## Brief
Copy every record below exactly as written, but leave out the pictures.

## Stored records
○ ○ ○ ○
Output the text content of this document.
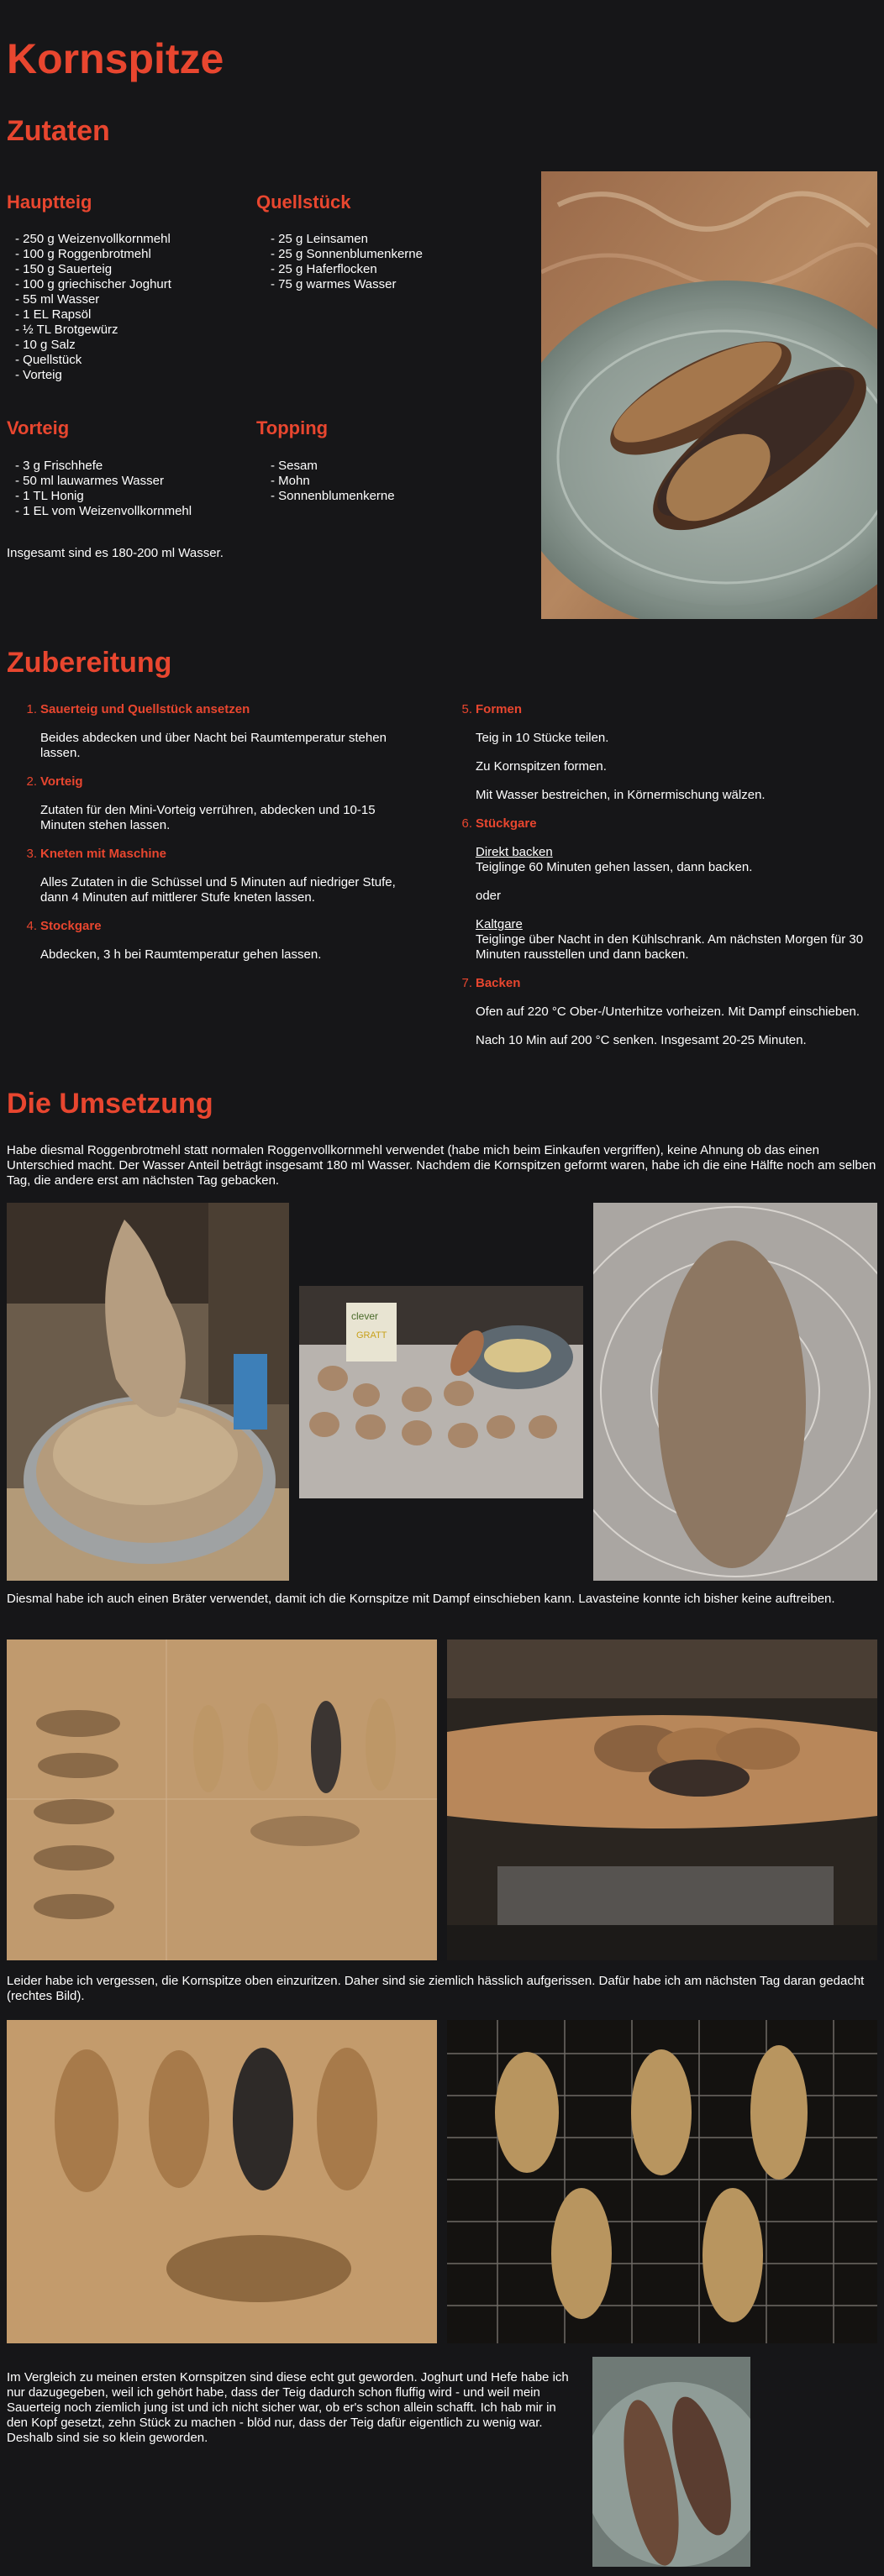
Kornspitze
Zutaten
Hauptteig
- 250 g Weizenvollkornmehl
- 100 g Roggenbrotmehl
- 150 g Sauerteig
- 100 g griechischer Joghurt
- 55 ml Wasser
- 1 EL Rapsöl
- ½ TL Brotgewürz
- 10 g Salz
- Quellstück
- Vorteig
Quellstück
- 25 g Leinsamen
- 25 g Sonnenblumenkerne
- 25 g Haferflocken
- 75 g warmes Wasser
Vorteig
- 3 g Frischhefe
- 50 ml lauwarmes Wasser
- 1 TL Honig
- 1 EL vom Weizenvollkornmehl
Topping
- Sesam
- Mohn
- Sonnenblumenkerne

Insgesamt sind es 180-200 ml Wasser.

Zubereitung
1. Sauerteig und Quellstück ansetzen

Beides abdecken und über Nacht bei Raumtemperatur stehen lassen.

2. Vorteig

Zutaten für den Mini-Vorteig verrühren, abdecken und 10-15 Minuten stehen lassen.

3. Kneten mit Maschine

Alles Zutaten in die Schüssel und 5 Minuten auf niedriger Stufe, dann 4 Minuten auf mittlerer Stufe kneten lassen.

4. Stockgare

Abdecken, 3 h bei Raumtemperatur gehen lassen.

5. Formen

Teig in 10 Stücke teilen.

Zu Kornspitzen formen.

Mit Wasser bestreichen, in Körnermischung wälzen.

6. Stückgare

Direkt backen
Teiglinge 60 Minuten gehen lassen, dann backen.

oder

Kaltgare
Teiglinge über Nacht in den Kühlschrank. Am nächsten Morgen für 30 Minuten rausstellen und dann backen.

7. Backen

Ofen auf 220 °C Ober-/Unterhitze vorheizen. Mit Dampf einschieben.

Nach 10 Min auf 200 °C senken. Insgesamt 20-25 Minuten.

Die Umsetzung

Habe diesmal Roggenbrotmehl statt normalen Roggenvollkornmehl verwendet (habe mich beim Einkaufen vergriffen), keine Ahnung ob das einen Unterschied macht. Der Wasser Anteil beträgt insgesamt 180 ml Wasser. Nachdem die Kornspitzen geformt waren, habe ich die eine Hälfte noch am selben Tag, die andere erst am nächsten Tag gebacken.

clever
GRATT

Diesmal habe ich auch einen Bräter verwendet, damit ich die Kornspitze mit Dampf einschieben kann. Lavasteine konnte ich bisher keine auftreiben.

Leider habe ich vergessen, die Kornspitze oben einzuritzen. Daher sind sie ziemlich hässlich aufgerissen. Dafür habe ich am nächsten Tag daran gedacht (rechtes Bild).

Im Vergleich zu meinen ersten Kornspitzen sind diese echt gut geworden. Joghurt und Hefe habe ich nur dazugegeben, weil ich gehört habe, dass der Teig dadurch schon fluffig wird - und weil mein Sauerteig noch ziemlich jung ist und ich nicht sicher war, ob er's schon allein schafft. Ich hab mir in den Kopf gesetzt, zehn Stück zu machen - blöd nur, dass der Teig dafür eigentlich zu wenig war. Deshalb sind sie so klein geworden.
○ ○ ○ ○
## Written response
Output the text content of this document.
Kornspitze
Zutaten
Hauptteig
- 250 g Weizenvollkornmehl
- 100 g Roggenbrotmehl
- 150 g Sauerteig
- 100 g griechischer Joghurt
- 55 ml Wasser
- 1 EL Rapsöl
- ½ TL Brotgewürz
- 10 g Salz
- Quellstück
- Vorteig
Quellstück
- 25 g Leinsamen
- 25 g Sonnenblumenkerne
- 25 g Haferflocken
- 75 g warmes Wasser
Vorteig
- 3 g Frischhefe
- 50 ml lauwarmes Wasser
- 1 TL Honig
- 1 EL vom Weizenvollkornmehl
Topping
- Sesam
- Mohn
- Sonnenblumenkerne

Insgesamt sind es 180-200 ml Wasser.

Zubereitung
1. Sauerteig und Quellstück ansetzen

Beides abdecken und über Nacht bei Raumtemperatur stehen lassen.

2. Vorteig

Zutaten für den Mini-Vorteig verrühren, abdecken und 10-15 Minuten stehen lassen.

3. Kneten mit Maschine

Alles Zutaten in die Schüssel und 5 Minuten auf niedriger Stufe, dann 4 Minuten auf mittlerer Stufe kneten lassen.

4. Stockgare

Abdecken, 3 h bei Raumtemperatur gehen lassen.

5. Formen

Teig in 10 Stücke teilen.

Zu Kornspitzen formen.

Mit Wasser bestreichen, in Körnermischung wälzen.

6. Stückgare

Direkt backen
Teiglinge 60 Minuten gehen lassen, dann backen.

oder

Kaltgare
Teiglinge über Nacht in den Kühlschrank. Am nächsten Morgen für 30 Minuten rausstellen und dann backen.

7. Backen

Ofen auf 220 °C Ober-/Unterhitze vorheizen. Mit Dampf einschieben.

Nach 10 Min auf 200 °C senken. Insgesamt 20-25 Minuten.

Die Umsetzung

Habe diesmal Roggenbrotmehl statt normalen Roggenvollkornmehl verwendet (habe mich beim Einkaufen vergriffen), keine Ahnung ob das einen Unterschied macht. Der Wasser Anteil beträgt insgesamt 180 ml Wasser. Nachdem die Kornspitzen geformt waren, habe ich die eine Hälfte noch am selben Tag, die andere erst am nächsten Tag gebacken.

clever
GRATT

Diesmal habe ich auch einen Bräter verwendet, damit ich die Kornspitze mit Dampf einschieben kann. Lavasteine konnte ich bisher keine auftreiben.

Leider habe ich vergessen, die Kornspitze oben einzuritzen. Daher sind sie ziemlich hässlich aufgerissen. Dafür habe ich am nächsten Tag daran gedacht (rechtes Bild).

Im Vergleich zu meinen ersten Kornspitzen sind diese echt gut geworden. Joghurt und Hefe habe ich nur dazugegeben, weil ich gehört habe, dass der Teig dadurch schon fluffig wird - und weil mein Sauerteig noch ziemlich jung ist und ich nicht sicher war, ob er's schon allein schafft. Ich hab mir in den Kopf gesetzt, zehn Stück zu machen - blöd nur, dass der Teig dafür eigentlich zu wenig war. Deshalb sind sie so klein geworden.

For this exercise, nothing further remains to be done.